Work required:
Locate and copy each line in the data that contains the word "ABD中".

Data supplied:
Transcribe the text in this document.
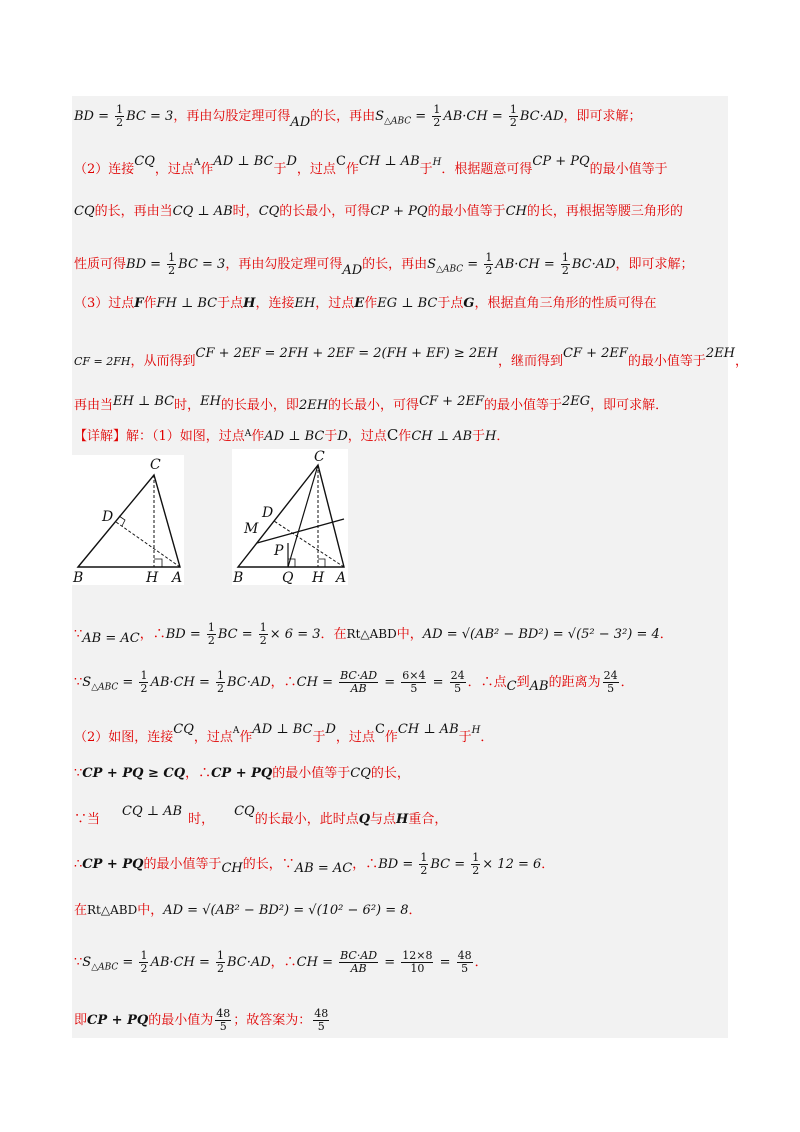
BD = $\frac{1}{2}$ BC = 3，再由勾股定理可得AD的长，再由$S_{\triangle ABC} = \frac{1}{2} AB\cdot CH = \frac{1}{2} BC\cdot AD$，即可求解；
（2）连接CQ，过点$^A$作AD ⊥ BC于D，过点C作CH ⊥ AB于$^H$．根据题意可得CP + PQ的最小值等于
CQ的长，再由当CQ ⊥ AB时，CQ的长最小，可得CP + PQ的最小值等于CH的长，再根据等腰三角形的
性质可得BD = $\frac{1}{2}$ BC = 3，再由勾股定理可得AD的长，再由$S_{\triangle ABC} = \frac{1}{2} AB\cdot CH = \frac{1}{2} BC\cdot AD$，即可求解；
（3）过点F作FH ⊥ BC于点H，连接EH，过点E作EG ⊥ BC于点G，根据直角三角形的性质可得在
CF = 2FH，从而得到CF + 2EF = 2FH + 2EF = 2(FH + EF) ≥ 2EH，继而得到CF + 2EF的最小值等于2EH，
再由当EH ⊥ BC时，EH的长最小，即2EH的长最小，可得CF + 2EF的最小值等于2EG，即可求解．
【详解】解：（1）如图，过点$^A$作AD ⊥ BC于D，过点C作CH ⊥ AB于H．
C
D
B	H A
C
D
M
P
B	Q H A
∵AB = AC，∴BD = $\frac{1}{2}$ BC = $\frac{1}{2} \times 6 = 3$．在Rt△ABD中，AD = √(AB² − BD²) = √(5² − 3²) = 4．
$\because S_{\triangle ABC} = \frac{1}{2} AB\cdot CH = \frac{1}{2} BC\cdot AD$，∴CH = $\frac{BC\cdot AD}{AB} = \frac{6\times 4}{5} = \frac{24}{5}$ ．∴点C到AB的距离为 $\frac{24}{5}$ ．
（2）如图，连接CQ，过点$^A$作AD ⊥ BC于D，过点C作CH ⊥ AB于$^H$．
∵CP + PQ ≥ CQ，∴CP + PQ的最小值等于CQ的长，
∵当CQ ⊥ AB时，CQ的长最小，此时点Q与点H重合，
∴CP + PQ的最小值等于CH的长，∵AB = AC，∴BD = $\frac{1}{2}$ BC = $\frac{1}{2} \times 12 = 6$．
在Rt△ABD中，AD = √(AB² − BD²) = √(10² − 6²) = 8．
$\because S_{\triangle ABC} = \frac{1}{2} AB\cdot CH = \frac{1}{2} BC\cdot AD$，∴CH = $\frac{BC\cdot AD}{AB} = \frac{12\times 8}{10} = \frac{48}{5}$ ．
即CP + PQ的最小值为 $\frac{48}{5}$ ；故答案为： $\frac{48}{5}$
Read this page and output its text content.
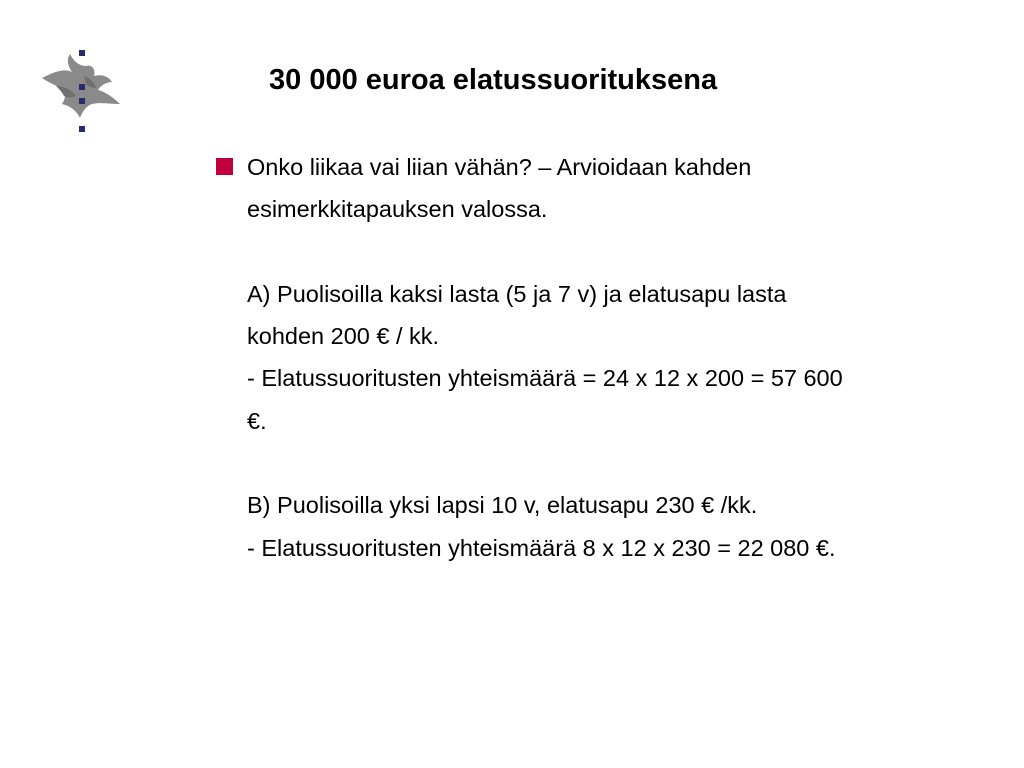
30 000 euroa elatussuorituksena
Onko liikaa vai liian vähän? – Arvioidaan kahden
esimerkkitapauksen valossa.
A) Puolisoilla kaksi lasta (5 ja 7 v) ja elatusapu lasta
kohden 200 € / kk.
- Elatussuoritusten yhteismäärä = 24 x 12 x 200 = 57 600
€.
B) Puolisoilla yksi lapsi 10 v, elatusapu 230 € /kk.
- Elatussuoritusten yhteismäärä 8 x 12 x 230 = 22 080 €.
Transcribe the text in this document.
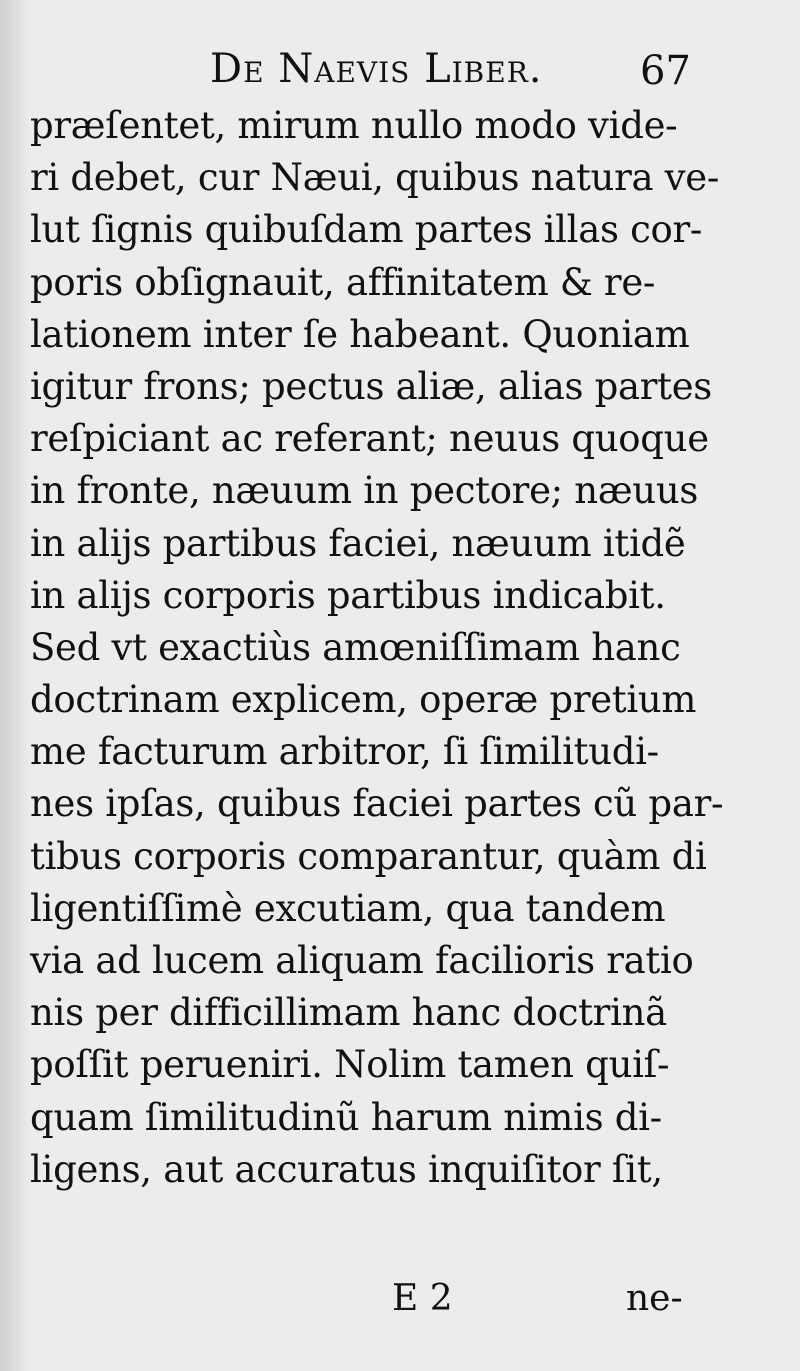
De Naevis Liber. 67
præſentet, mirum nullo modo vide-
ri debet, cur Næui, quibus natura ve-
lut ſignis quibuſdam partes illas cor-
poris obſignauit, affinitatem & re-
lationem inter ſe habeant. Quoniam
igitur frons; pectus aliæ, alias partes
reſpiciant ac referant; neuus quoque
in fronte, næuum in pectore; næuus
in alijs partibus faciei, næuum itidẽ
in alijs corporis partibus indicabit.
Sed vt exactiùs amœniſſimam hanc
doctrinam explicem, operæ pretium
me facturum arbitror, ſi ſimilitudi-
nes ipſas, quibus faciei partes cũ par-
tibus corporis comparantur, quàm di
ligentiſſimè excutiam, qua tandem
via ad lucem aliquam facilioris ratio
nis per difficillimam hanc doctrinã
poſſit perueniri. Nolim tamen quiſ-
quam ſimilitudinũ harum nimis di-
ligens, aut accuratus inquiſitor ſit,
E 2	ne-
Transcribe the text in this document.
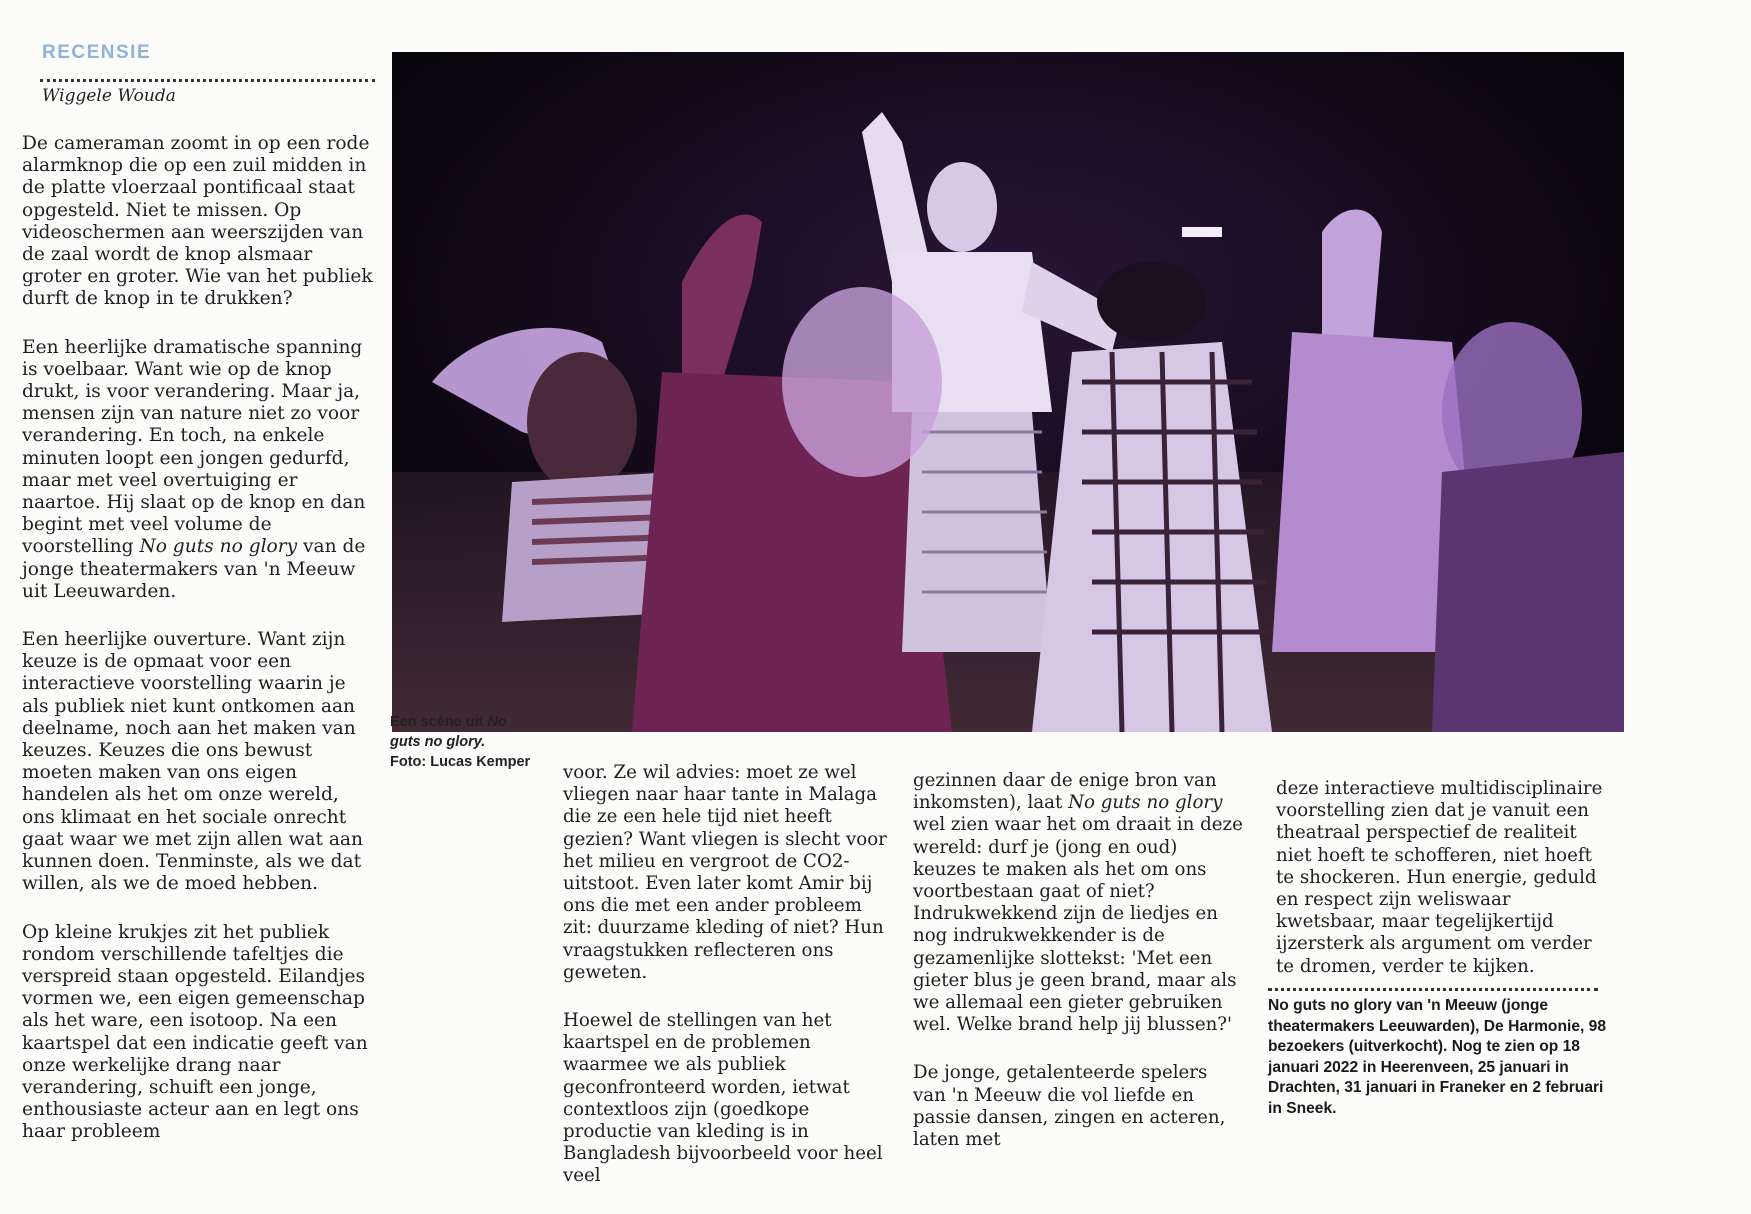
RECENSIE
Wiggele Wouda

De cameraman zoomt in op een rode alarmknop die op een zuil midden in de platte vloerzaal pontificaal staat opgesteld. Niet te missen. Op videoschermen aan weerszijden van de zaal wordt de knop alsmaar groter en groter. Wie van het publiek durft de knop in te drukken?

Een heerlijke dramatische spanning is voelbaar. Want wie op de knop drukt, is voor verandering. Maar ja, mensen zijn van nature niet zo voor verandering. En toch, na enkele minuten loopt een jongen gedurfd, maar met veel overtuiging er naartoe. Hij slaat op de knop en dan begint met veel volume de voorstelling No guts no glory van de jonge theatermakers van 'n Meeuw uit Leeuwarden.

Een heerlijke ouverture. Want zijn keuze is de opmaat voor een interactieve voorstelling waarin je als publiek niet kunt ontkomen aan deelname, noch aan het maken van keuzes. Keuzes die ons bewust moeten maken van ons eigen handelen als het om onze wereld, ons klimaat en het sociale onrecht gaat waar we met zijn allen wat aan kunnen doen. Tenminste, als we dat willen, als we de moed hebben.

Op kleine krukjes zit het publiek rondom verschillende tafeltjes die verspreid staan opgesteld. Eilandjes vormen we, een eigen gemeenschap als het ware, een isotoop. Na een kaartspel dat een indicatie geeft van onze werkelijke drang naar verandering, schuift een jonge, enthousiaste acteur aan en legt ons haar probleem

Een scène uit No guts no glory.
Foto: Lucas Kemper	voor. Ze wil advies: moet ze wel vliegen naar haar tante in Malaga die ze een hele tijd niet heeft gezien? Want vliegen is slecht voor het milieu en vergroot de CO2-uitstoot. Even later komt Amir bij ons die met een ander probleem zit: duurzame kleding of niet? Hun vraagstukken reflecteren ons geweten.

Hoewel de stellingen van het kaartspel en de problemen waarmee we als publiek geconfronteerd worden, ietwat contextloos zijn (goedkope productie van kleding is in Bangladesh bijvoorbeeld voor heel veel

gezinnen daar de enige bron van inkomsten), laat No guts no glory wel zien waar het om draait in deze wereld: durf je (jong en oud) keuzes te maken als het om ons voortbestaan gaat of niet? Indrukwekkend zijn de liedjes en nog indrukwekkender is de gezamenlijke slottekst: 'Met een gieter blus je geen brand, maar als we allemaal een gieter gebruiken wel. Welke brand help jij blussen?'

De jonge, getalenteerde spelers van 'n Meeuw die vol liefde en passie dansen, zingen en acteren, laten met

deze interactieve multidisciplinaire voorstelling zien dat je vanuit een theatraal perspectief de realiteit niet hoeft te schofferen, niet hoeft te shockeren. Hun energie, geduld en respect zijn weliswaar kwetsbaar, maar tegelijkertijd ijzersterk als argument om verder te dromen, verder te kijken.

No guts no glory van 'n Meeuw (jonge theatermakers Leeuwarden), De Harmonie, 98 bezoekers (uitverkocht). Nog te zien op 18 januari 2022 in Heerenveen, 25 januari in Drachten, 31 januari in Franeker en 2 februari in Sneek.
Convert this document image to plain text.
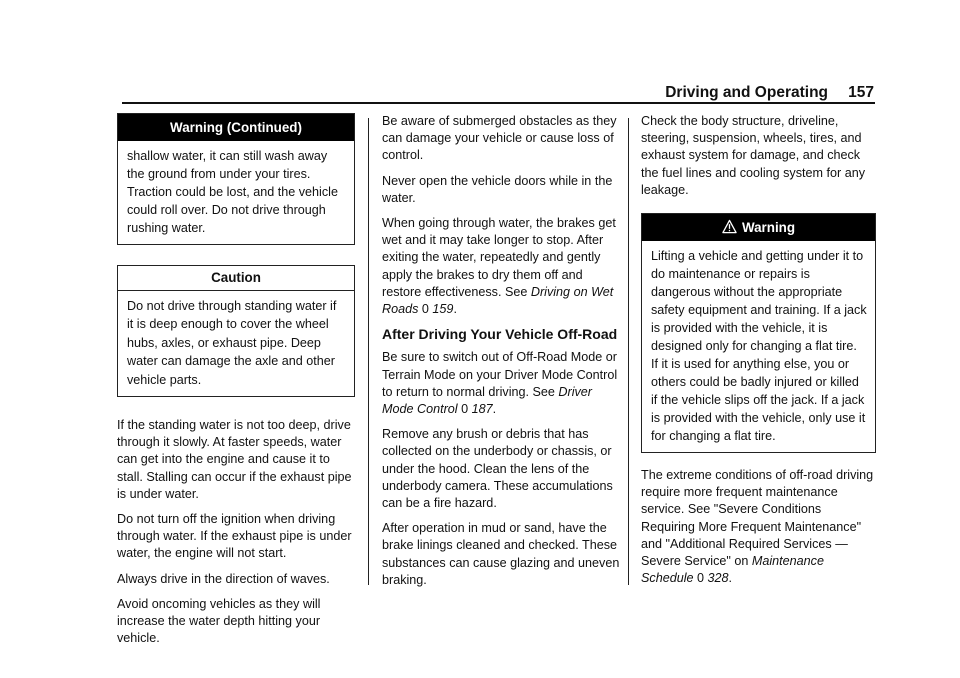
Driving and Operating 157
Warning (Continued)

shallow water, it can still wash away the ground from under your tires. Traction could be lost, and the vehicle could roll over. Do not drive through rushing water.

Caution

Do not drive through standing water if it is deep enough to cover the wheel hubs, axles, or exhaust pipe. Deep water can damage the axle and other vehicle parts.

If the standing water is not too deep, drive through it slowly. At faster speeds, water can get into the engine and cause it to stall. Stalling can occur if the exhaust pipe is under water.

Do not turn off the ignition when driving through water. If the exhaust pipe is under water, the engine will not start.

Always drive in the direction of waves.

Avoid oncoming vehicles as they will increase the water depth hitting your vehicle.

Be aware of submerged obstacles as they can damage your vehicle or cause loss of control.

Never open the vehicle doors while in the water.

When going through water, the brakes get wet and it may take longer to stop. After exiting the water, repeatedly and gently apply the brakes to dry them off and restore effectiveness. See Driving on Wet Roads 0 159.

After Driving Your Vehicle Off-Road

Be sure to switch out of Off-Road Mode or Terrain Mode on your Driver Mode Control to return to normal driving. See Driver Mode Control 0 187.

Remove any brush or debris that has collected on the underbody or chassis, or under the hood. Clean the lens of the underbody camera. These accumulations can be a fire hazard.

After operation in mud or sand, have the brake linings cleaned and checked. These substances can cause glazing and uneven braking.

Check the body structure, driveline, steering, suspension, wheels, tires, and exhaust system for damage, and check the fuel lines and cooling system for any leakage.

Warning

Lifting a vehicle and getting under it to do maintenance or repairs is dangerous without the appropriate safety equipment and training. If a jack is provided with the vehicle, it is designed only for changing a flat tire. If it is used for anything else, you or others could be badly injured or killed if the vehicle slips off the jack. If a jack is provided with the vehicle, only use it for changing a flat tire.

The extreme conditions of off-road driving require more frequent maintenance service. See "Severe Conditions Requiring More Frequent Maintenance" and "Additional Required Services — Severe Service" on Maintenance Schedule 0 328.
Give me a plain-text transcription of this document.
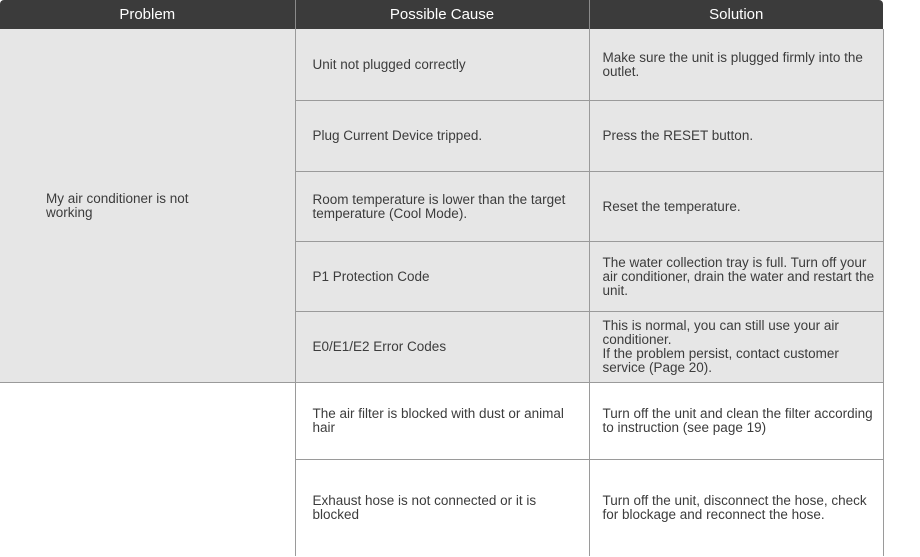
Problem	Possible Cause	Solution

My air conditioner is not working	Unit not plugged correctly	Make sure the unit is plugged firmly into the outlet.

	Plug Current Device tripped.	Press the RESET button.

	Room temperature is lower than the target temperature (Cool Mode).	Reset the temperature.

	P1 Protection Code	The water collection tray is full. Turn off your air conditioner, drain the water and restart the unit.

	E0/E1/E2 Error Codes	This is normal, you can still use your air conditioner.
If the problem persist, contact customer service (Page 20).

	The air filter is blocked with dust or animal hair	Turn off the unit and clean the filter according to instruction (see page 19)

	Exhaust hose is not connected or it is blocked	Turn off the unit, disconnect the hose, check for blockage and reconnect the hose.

Answer for this exercise:
∵AB = AC，∴BD = $\frac{1}{2}$ BC = $\frac{1}{2} \times 6 = 3$．在Rt△ABD中，AD = √(AB² − BD²) = √(5² − 3²) = 4．
在Rt△ABD中，AD = √(AB² − BD²) = √(10² − 6²) = 8．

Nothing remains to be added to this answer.